What you will do: Copy every line of the data exactly, leaving nothing out.

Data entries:
....
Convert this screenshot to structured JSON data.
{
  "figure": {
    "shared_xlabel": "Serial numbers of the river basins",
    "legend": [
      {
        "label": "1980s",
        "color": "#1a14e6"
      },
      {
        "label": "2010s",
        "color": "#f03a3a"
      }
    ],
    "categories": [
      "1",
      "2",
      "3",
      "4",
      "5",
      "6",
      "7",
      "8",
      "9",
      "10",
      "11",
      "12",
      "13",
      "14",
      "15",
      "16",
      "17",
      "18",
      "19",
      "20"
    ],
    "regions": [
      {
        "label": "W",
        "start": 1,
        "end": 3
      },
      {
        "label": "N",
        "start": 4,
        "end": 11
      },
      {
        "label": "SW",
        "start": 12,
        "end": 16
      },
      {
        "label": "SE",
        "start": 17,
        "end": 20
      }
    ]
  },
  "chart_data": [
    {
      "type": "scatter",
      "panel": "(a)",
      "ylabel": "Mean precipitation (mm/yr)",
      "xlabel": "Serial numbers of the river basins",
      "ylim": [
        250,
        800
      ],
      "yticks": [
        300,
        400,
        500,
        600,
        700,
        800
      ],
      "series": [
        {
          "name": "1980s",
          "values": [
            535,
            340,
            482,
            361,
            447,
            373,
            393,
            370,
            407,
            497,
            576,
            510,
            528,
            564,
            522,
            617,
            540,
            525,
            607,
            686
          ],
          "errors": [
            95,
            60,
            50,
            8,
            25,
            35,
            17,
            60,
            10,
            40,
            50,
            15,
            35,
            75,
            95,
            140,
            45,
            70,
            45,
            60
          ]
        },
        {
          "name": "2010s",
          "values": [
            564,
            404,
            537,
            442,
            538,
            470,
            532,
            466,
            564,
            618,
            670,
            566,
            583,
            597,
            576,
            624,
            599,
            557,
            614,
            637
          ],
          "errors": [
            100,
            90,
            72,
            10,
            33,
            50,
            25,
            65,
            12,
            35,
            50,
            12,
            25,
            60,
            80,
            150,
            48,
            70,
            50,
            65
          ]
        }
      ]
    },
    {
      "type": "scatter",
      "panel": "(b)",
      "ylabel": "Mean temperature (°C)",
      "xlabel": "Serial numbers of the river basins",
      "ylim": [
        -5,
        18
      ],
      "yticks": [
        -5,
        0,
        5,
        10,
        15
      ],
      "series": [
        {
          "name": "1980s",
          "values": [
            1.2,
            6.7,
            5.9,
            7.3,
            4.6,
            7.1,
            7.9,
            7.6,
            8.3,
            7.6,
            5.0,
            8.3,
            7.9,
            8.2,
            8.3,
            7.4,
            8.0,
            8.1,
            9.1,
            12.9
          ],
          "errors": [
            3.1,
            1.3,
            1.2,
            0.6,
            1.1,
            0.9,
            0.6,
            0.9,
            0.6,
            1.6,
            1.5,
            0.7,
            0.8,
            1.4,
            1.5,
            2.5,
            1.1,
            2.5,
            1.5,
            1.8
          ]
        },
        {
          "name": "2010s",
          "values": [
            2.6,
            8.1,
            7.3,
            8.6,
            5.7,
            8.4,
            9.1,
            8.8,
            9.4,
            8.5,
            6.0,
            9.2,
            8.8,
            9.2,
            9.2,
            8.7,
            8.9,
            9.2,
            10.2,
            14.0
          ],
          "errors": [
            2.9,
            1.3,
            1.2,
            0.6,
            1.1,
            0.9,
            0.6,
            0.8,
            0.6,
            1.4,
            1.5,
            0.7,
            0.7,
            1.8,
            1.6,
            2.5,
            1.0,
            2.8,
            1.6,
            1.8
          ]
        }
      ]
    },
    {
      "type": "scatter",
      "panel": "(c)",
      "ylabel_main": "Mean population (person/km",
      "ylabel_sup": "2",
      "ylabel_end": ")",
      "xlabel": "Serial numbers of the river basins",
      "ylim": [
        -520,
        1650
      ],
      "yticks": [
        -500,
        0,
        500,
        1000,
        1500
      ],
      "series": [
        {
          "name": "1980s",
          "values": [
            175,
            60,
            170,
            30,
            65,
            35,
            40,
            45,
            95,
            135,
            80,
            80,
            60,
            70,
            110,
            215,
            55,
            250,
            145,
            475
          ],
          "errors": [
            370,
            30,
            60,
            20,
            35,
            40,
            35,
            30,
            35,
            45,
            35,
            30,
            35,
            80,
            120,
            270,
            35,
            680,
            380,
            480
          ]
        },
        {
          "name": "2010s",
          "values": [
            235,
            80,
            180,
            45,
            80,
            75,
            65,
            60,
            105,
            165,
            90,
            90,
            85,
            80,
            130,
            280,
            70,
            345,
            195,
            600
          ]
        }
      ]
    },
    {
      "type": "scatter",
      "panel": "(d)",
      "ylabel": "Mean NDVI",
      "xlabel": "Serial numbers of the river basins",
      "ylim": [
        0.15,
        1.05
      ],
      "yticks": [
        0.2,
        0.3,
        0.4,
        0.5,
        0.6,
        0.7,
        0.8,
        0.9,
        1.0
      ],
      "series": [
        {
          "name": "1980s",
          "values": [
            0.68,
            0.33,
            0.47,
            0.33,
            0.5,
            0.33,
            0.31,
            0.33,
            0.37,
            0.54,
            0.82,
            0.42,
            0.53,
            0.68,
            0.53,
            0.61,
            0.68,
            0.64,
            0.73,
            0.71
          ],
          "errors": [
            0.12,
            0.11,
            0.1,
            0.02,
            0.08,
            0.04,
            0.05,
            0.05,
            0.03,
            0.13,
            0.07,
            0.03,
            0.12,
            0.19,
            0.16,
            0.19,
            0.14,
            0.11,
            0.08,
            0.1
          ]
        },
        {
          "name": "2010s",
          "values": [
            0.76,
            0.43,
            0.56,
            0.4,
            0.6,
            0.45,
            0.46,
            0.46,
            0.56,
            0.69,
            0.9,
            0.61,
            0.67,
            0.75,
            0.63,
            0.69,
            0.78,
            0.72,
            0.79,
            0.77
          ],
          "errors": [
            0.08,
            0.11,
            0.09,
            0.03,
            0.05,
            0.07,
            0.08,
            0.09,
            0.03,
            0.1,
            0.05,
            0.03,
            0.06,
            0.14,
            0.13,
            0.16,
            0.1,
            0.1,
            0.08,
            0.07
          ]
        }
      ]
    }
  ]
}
....
Solution for this task:
Convert this screenshot to structured JSON data.
{
  "figure": {
    "shared_xlabel": "Serial numbers of the river basins",
    "legend": [
      {
        "label": "1980s",
        "color": "#1a14e6"
      },
      {
        "label": "2010s",
        "color": "#f03a3a"
      }
    ],
    "categories": [
      "1",
      "2",
      "3",
      "4",
      "5",
      "6",
      "7",
      "8",
      "9",
      "10",
      "11",
      "12",
      "13",
      "14",
      "15",
      "16",
      "17",
      "18",
      "19",
      "20"
    ],
    "regions": [
      {
        "label": "W",
        "start": 1,
        "end": 3
      },
      {
        "label": "N",
        "start": 4,
        "end": 11
      },
      {
        "label": "SW",
        "start": 12,
        "end": 16
      },
      {
        "label": "SE",
        "start": 17,
        "end": 20
      }
    ]
  },
  "chart_data": [
    {
      "type": "scatter",
      "panel": "(a)",
      "ylabel": "Mean precipitation (mm/yr)",
      "xlabel": "Serial numbers of the river basins",
      "ylim": [
        250,
        800
      ],
      "yticks": [
        300,
        400,
        500,
        600,
        700,
        800
      ],
      "series": [
        {
          "name": "1980s",
          "values": [
            535,
            340,
            482,
            361,
            447,
            373,
            393,
            370,
            407,
            497,
            576,
            510,
            528,
            564,
            522,
            617,
            540,
            525,
            607,
            686
          ],
          "errors": [
            95,
            60,
            50,
            8,
            25,
            35,
            17,
            60,
            10,
            40,
            50,
            15,
            35,
            75,
            95,
            140,
            45,
            70,
            45,
            60
          ]
        },
        {
          "name": "2010s",
          "values": [
            564,
            404,
            537,
            442,
            538,
            470,
            532,
            466,
            564,
            618,
            670,
            566,
            583,
            597,
            576,
            624,
            599,
            557,
            614,
            637
          ],
          "errors": [
            100,
            90,
            72,
            10,
            33,
            50,
            25,
            65,
            12,
            35,
            50,
            12,
            25,
            60,
            80,
            150,
            48,
            70,
            50,
            65
          ]
        }
      ]
    },
    {
      "type": "scatter",
      "panel": "(b)",
      "ylabel": "Mean temperature (°C)",
      "xlabel": "Serial numbers of the river basins",
      "ylim": [
        -5,
        18
      ],
      "yticks": [
        -5,
        0,
        5,
        10,
        15
      ],
      "series": [
        {
          "name": "1980s",
          "values": [
            1.2,
            6.7,
            5.9,
            7.3,
            4.6,
            7.1,
            7.9,
            7.6,
            8.3,
            7.6,
            5.0,
            8.3,
            7.9,
            8.2,
            8.3,
            7.4,
            8.0,
            8.1,
            9.1,
            12.9
          ],
          "errors": [
            3.1,
            1.3,
            1.2,
            0.6,
            1.1,
            0.9,
            0.6,
            0.9,
            0.6,
            1.6,
            1.5,
            0.7,
            0.8,
            1.4,
            1.5,
            2.5,
            1.1,
            2.5,
            1.5,
            1.8
          ]
        },
        {
          "name": "2010s",
          "values": [
            2.6,
            8.1,
            7.3,
            8.6,
            5.7,
            8.4,
            9.1,
            8.8,
            9.4,
            8.5,
            6.0,
            9.2,
            8.8,
            9.2,
            9.2,
            8.7,
            8.9,
            9.2,
            10.2,
            14.0
          ],
          "errors": [
            2.9,
            1.3,
            1.2,
            0.6,
            1.1,
            0.9,
            0.6,
            0.8,
            0.6,
            1.4,
            1.5,
            0.7,
            0.7,
            1.8,
            1.6,
            2.5,
            1.0,
            2.8,
            1.6,
            1.8
          ]
        }
      ]
    },
    {
      "type": "scatter",
      "panel": "(c)",
      "ylabel_main": "Mean population (person/km",
      "ylabel_sup": "2",
      "ylabel_end": ")",
      "xlabel": "Serial numbers of the river basins",
      "ylim": [
        -520,
        1650
      ],
      "yticks": [
        -500,
        0,
        500,
        1000,
        1500
      ],
      "series": [
        {
          "name": "1980s",
          "values": [
            175,
            60,
            170,
            30,
            65,
            35,
            40,
            45,
            95,
            135,
            80,
            80,
            60,
            70,
            110,
            215,
            55,
            250,
            145,
            475
          ],
          "errors": [
            370,
            30,
            60,
            20,
            35,
            40,
            35,
            30,
            35,
            45,
            35,
            30,
            35,
            80,
            120,
            270,
            35,
            680,
            380,
            480
          ]
        },
        {
          "name": "2010s",
          "values": [
            235,
            80,
            180,
            45,
            80,
            75,
            65,
            60,
            105,
            165,
            90,
            90,
            85,
            80,
            130,
            280,
            70,
            345,
            195,
            600
          ]
        }
      ]
    },
    {
      "type": "scatter",
      "panel": "(d)",
      "ylabel": "Mean NDVI",
      "xlabel": "Serial numbers of the river basins",
      "ylim": [
        0.15,
        1.05
      ],
      "yticks": [
        0.2,
        0.3,
        0.4,
        0.5,
        0.6,
        0.7,
        0.8,
        0.9,
        1.0
      ],
      "series": [
        {
          "name": "1980s",
          "values": [
            0.68,
            0.33,
            0.47,
            0.33,
            0.5,
            0.33,
            0.31,
            0.33,
            0.37,
            0.54,
            0.82,
            0.42,
            0.53,
            0.68,
            0.53,
            0.61,
            0.68,
            0.64,
            0.73,
            0.71
          ],
          "errors": [
            0.12,
            0.11,
            0.1,
            0.02,
            0.08,
            0.04,
            0.05,
            0.05,
            0.03,
            0.13,
            0.07,
            0.03,
            0.12,
            0.19,
            0.16,
            0.19,
            0.14,
            0.11,
            0.08,
            0.1
          ]
        },
        {
          "name": "2010s",
          "values": [
            0.76,
            0.43,
            0.56,
            0.4,
            0.6,
            0.45,
            0.46,
            0.46,
            0.56,
            0.69,
            0.9,
            0.61,
            0.67,
            0.75,
            0.63,
            0.69,
            0.78,
            0.72,
            0.79,
            0.77
          ],
          "errors": [
            0.08,
            0.11,
            0.09,
            0.03,
            0.05,
            0.07,
            0.08,
            0.09,
            0.03,
            0.1,
            0.05,
            0.03,
            0.06,
            0.14,
            0.13,
            0.16,
            0.1,
            0.1,
            0.08,
            0.07
          ]
        }
      ]
    }
  ]
}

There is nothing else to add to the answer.